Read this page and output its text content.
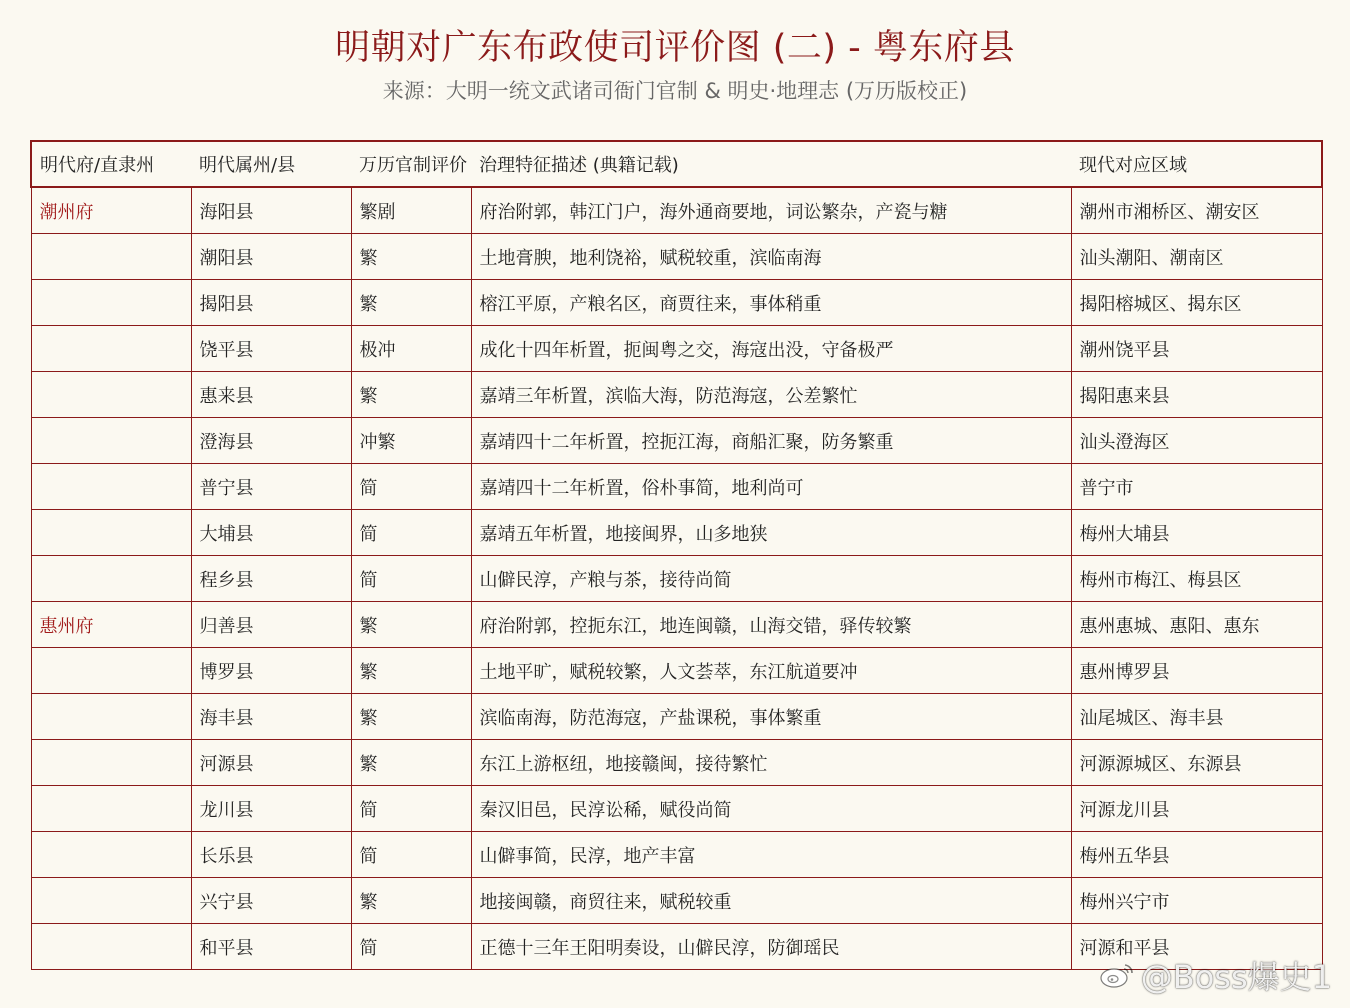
明朝对广东布政使司评价图 (二) - 粤东府县
来源：大明一统文武诸司衙门官制 & 明史·地理志 (万历版校正)
明代府/直隶州	明代属州/县	万历官制评价	治理特征描述 (典籍记载)	现代对应区域
潮州府	海阳县	繁剧	府治附郭，韩江门户，海外通商要地，词讼繁杂，产瓷与糖	潮州市湘桥区、潮安区
	潮阳县	繁	土地膏腴，地利饶裕，赋税较重，滨临南海	汕头潮阳、潮南区
	揭阳县	繁	榕江平原，产粮名区，商贾往来，事体稍重	揭阳榕城区、揭东区
	饶平县	极冲	成化十四年析置，扼闽粤之交，海寇出没，守备极严	潮州饶平县
	惠来县	繁	嘉靖三年析置，滨临大海，防范海寇，公差繁忙	揭阳惠来县
	澄海县	冲繁	嘉靖四十二年析置，控扼江海，商船汇聚，防务繁重	汕头澄海区
	普宁县	简	嘉靖四十二年析置，俗朴事简，地利尚可	普宁市
	大埔县	简	嘉靖五年析置，地接闽界，山多地狭	梅州大埔县
	程乡县	简	山僻民淳，产粮与茶，接待尚简	梅州市梅江、梅县区
惠州府	归善县	繁	府治附郭，控扼东江，地连闽赣，山海交错，驿传较繁	惠州惠城、惠阳、惠东
	博罗县	繁	土地平旷，赋税较繁，人文荟萃，东江航道要冲	惠州博罗县
	海丰县	繁	滨临南海，防范海寇，产盐课税，事体繁重	汕尾城区、海丰县
	河源县	繁	东江上游枢纽，地接赣闽，接待繁忙	河源源城区、东源县
	龙川县	简	秦汉旧邑，民淳讼稀，赋役尚简	河源龙川县
	长乐县	简	山僻事简，民淳，地产丰富	梅州五华县
	兴宁县	繁	地接闽赣，商贸往来，赋税较重	梅州兴宁市
	和平县	简	正德十三年王阳明奏设，山僻民淳，防御瑶民	河源和平县
@Boss爆史1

* * * *

WHAT THE TASK REQUIRES
Reproduce the material word for word, minus the images.

RESPONSE TO THIS TASK
Read this page and output its text content.
明朝对广东布政使司评价图 (二) - 粤东府县
来源：大明一统文武诸司衙门官制 & 明史·地理志 (万历版校正)
明代府/直隶州	明代属州/县	万历官制评价	治理特征描述 (典籍记载)	现代对应区域
潮州府	海阳县	繁剧	府治附郭，韩江门户，海外通商要地，词讼繁杂，产瓷与糖	潮州市湘桥区、潮安区
	潮阳县	繁	土地膏腴，地利饶裕，赋税较重，滨临南海	汕头潮阳、潮南区
	揭阳县	繁	榕江平原，产粮名区，商贾往来，事体稍重	揭阳榕城区、揭东区
	饶平县	极冲	成化十四年析置，扼闽粤之交，海寇出没，守备极严	潮州饶平县
	惠来县	繁	嘉靖三年析置，滨临大海，防范海寇，公差繁忙	揭阳惠来县
	澄海县	冲繁	嘉靖四十二年析置，控扼江海，商船汇聚，防务繁重	汕头澄海区
	普宁县	简	嘉靖四十二年析置，俗朴事简，地利尚可	普宁市
	大埔县	简	嘉靖五年析置，地接闽界，山多地狭	梅州大埔县
	程乡县	简	山僻民淳，产粮与茶，接待尚简	梅州市梅江、梅县区
惠州府	归善县	繁	府治附郭，控扼东江，地连闽赣，山海交错，驿传较繁	惠州惠城、惠阳、惠东
	博罗县	繁	土地平旷，赋税较繁，人文荟萃，东江航道要冲	惠州博罗县
	海丰县	繁	滨临南海，防范海寇，产盐课税，事体繁重	汕尾城区、海丰县
	河源县	繁	东江上游枢纽，地接赣闽，接待繁忙	河源源城区、东源县
	龙川县	简	秦汉旧邑，民淳讼稀，赋役尚简	河源龙川县
	长乐县	简	山僻事简，民淳，地产丰富	梅州五华县
	兴宁县	繁	地接闽赣，商贸往来，赋税较重	梅州兴宁市
	和平县	简	正德十三年王阳明奏设，山僻民淳，防御瑶民	河源和平县
@Boss爆史1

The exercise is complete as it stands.